Extracted entries start

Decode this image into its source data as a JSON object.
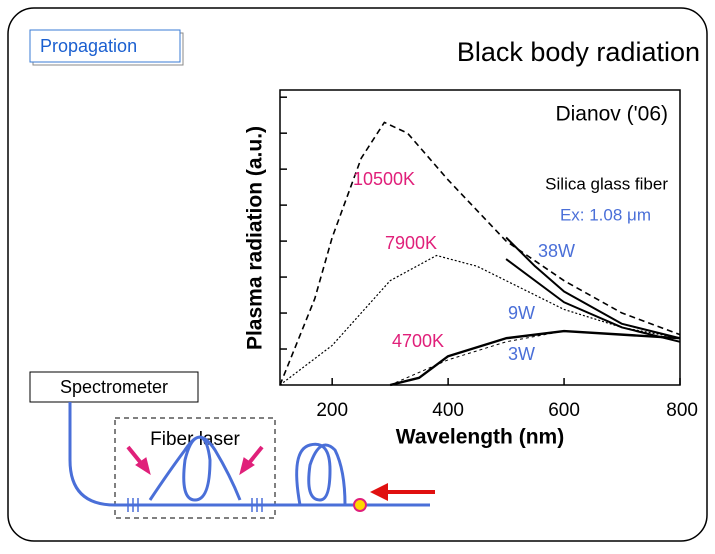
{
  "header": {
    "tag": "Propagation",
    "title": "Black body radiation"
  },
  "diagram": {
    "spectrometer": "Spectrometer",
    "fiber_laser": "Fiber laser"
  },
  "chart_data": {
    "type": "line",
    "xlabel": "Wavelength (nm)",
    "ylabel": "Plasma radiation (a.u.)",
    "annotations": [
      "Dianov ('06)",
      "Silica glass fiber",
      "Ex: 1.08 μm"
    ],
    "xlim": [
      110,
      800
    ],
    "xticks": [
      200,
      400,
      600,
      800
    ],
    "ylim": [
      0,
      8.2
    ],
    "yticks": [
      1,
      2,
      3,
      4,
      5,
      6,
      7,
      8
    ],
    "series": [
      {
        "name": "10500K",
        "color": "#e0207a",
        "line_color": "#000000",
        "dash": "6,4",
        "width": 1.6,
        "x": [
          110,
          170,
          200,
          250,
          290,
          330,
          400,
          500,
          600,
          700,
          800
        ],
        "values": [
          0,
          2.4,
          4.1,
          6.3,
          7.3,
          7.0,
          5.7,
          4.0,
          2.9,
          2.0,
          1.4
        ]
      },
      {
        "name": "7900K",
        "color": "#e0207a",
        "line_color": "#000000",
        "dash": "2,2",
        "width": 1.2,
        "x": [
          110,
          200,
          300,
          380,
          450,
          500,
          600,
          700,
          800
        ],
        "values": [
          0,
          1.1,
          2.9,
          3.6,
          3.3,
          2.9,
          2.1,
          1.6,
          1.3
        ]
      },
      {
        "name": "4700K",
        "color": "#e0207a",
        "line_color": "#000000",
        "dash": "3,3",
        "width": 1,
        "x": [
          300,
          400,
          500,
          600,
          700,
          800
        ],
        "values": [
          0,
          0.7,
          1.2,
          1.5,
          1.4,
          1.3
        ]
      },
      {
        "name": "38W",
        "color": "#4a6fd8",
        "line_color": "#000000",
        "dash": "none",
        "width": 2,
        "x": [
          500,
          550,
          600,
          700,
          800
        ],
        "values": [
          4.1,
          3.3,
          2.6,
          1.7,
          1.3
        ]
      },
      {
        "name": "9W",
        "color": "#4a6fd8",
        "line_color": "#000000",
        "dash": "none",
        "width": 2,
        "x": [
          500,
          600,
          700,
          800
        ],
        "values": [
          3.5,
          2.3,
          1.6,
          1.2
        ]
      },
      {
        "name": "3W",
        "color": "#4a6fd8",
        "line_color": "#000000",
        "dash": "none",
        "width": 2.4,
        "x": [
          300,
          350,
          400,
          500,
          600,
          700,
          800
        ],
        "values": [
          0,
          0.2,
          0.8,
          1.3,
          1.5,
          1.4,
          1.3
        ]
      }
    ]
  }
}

Extracted entries end

■ Requirements ■
Show every line of the listing in which the string "name" can be found.

■ Problem solution ■
        "name": "10500K",
        "name": "7900K",
        "name": "4700K",
        "name": "38W",
        "name": "9W",
        "name": "3W",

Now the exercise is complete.